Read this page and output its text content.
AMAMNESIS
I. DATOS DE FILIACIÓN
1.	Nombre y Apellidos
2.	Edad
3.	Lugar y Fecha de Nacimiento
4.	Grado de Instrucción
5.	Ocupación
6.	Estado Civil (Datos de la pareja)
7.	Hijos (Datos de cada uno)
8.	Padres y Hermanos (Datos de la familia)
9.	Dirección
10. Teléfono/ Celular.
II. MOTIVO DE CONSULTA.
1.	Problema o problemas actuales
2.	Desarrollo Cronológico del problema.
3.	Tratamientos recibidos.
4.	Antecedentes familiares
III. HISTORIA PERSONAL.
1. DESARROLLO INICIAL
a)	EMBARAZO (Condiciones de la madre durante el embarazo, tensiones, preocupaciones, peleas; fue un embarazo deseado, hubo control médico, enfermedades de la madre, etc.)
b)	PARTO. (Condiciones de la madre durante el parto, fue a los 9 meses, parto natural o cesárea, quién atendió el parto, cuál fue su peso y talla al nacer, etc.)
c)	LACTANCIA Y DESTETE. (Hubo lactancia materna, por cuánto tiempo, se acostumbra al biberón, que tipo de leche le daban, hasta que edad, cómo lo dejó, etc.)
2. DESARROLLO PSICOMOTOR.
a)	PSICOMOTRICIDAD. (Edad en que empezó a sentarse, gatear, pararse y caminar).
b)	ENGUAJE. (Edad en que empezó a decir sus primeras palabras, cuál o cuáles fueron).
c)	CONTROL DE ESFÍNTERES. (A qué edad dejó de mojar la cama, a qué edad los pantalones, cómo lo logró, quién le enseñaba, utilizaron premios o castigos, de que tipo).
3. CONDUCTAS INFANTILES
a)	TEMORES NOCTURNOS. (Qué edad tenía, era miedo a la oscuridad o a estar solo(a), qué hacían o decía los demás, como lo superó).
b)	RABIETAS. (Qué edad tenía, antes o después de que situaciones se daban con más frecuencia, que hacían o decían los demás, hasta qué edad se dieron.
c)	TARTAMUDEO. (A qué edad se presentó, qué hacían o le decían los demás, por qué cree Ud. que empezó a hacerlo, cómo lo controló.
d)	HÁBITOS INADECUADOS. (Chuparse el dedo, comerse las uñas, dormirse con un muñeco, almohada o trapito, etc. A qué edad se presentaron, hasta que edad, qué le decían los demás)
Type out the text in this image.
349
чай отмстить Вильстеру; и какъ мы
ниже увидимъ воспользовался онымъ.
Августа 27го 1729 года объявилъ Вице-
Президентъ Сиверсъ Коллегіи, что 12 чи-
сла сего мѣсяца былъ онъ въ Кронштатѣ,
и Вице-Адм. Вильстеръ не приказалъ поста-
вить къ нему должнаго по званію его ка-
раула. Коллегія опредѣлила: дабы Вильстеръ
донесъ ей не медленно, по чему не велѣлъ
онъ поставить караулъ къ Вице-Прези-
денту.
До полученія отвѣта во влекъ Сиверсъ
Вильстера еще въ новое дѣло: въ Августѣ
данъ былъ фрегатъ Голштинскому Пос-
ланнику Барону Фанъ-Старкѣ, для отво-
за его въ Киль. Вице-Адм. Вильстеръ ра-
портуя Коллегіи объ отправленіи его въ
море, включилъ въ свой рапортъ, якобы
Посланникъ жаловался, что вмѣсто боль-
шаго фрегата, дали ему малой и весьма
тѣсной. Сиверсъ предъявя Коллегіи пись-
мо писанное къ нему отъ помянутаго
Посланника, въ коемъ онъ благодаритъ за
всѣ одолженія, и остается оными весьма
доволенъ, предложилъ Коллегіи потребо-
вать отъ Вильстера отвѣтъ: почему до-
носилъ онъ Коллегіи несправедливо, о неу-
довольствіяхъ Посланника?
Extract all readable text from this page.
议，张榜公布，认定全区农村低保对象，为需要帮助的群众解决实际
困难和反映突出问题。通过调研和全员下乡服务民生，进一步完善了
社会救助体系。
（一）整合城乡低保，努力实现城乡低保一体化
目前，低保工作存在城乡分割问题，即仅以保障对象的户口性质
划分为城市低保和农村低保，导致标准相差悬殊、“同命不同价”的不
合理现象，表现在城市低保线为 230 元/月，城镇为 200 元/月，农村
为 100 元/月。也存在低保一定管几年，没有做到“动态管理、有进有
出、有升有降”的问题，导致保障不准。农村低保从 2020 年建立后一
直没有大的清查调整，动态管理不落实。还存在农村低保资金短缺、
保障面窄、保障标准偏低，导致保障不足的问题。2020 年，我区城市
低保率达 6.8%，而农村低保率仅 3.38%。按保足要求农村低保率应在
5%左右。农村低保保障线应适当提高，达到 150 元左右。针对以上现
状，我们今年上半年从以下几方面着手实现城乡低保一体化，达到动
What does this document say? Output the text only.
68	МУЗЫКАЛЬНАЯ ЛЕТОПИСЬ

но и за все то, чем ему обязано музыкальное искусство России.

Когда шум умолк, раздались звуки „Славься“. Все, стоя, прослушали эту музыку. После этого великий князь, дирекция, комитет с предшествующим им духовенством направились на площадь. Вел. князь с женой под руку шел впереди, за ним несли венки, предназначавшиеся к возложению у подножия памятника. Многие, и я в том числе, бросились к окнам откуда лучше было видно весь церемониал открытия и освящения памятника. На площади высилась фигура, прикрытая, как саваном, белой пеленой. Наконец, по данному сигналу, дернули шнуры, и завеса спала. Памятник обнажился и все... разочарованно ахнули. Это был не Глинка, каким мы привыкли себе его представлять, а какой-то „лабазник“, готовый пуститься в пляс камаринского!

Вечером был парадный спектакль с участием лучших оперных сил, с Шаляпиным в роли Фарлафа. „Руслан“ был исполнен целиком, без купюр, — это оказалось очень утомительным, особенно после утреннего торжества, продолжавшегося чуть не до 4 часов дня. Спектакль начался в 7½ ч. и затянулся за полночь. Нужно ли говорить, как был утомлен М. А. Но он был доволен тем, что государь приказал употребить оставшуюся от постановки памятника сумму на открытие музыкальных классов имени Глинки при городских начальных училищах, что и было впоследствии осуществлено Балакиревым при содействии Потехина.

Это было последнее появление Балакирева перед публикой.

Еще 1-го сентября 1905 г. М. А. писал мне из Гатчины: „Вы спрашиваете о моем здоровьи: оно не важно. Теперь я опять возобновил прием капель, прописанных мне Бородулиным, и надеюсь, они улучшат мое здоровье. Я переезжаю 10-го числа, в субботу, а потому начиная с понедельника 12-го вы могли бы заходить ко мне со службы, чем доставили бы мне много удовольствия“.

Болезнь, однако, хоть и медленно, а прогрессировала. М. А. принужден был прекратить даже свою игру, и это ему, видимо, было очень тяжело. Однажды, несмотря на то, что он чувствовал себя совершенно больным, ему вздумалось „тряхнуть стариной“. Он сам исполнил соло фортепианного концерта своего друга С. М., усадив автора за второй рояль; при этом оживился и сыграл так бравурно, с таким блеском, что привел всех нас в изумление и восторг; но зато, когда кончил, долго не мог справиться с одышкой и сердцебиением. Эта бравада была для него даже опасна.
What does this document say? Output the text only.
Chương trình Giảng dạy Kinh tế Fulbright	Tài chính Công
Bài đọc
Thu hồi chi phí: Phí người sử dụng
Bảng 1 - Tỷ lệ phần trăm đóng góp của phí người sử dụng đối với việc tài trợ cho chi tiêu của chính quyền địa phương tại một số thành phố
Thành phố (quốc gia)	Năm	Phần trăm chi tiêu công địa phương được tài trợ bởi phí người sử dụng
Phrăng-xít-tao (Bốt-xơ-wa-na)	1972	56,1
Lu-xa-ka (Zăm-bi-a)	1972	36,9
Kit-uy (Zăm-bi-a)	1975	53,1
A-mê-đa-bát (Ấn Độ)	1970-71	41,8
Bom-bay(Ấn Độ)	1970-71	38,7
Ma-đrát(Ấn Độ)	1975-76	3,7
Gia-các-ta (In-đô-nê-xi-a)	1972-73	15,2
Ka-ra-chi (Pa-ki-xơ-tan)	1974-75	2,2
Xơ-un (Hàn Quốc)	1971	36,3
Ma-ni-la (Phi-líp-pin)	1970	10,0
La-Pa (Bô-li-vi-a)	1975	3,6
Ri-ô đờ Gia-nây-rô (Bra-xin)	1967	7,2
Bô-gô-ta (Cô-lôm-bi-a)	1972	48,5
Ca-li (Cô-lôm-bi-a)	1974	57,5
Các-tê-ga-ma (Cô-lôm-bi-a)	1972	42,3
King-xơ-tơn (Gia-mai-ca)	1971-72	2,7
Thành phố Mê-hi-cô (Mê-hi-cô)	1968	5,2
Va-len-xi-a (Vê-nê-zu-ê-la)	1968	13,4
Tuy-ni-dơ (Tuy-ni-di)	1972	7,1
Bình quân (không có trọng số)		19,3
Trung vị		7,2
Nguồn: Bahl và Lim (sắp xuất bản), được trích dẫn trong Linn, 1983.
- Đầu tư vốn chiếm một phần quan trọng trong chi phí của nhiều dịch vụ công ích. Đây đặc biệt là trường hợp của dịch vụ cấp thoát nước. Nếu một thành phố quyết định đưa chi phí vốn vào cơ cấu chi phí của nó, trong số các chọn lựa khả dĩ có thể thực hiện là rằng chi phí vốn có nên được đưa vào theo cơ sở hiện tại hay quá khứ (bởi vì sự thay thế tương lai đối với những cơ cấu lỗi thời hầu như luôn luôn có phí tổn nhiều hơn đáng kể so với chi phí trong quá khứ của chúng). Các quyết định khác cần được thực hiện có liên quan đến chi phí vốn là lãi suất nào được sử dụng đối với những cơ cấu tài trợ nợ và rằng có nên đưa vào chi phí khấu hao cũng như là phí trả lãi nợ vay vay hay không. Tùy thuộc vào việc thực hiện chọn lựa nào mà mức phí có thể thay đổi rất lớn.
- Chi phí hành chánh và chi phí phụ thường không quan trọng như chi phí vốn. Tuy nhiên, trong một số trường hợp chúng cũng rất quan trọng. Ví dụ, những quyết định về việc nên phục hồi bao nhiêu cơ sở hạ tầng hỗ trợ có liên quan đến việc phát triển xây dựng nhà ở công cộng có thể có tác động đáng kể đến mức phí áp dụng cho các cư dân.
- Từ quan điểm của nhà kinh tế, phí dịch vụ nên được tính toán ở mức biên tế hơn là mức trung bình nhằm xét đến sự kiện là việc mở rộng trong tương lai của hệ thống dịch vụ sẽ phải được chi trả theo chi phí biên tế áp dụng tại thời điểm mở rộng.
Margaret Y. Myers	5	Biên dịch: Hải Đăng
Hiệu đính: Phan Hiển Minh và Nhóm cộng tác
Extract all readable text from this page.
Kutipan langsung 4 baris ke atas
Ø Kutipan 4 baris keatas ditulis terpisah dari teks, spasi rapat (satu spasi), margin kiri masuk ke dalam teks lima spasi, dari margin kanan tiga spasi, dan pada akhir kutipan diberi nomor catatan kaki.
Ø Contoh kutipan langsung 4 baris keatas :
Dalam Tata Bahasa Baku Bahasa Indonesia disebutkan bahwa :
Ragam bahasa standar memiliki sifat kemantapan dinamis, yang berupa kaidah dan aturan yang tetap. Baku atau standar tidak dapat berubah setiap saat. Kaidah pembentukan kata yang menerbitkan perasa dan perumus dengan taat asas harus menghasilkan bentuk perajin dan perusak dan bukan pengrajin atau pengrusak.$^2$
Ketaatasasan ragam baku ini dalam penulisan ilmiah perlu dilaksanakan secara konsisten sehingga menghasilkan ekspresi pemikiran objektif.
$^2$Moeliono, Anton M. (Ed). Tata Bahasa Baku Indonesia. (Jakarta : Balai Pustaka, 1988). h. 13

______________________________

Task: Consider the entries above and return each line with the string "Condiciones".

Reply:
a)	EMBARAZO (Condiciones de la madre durante el embarazo, tensiones, preocupaciones, peleas; fue un embarazo deseado, hubo control médico, enfermedades de la madre, etc.)
b)	PARTO. (Condiciones de la madre durante el parto, fue a los 9 meses, parto natural o cesárea, quién atendió el parto, cuál fue su peso y talla al nacer, etc.)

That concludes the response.